## Written task
Return all lines from the listing below in which the string "color" occurs.

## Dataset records
^^^^

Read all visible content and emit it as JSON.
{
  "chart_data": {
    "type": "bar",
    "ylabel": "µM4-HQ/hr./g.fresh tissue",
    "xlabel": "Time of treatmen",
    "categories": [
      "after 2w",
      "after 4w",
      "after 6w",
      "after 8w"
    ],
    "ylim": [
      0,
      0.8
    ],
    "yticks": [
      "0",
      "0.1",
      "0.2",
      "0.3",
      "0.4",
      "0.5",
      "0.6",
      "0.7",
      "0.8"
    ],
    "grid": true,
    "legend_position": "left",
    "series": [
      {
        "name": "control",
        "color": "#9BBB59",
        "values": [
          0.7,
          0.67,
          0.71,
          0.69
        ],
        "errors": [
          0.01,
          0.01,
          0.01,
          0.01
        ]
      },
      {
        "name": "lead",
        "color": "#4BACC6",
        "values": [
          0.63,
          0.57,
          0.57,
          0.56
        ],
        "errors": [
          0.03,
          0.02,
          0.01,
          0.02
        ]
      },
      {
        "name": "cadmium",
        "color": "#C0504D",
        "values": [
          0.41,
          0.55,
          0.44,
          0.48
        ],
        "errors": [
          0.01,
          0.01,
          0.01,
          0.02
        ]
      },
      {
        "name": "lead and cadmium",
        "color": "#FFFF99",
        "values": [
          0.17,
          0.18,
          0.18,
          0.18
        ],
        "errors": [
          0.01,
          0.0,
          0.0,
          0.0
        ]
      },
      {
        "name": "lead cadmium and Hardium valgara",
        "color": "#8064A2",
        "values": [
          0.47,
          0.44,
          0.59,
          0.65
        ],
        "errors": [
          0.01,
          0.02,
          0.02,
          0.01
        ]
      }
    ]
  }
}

^^^^

## Result
        "color": "#9BBB59",
        "color": "#4BACC6",
        "color": "#C0504D",
        "color": "#FFFF99",
        "color": "#8064A2",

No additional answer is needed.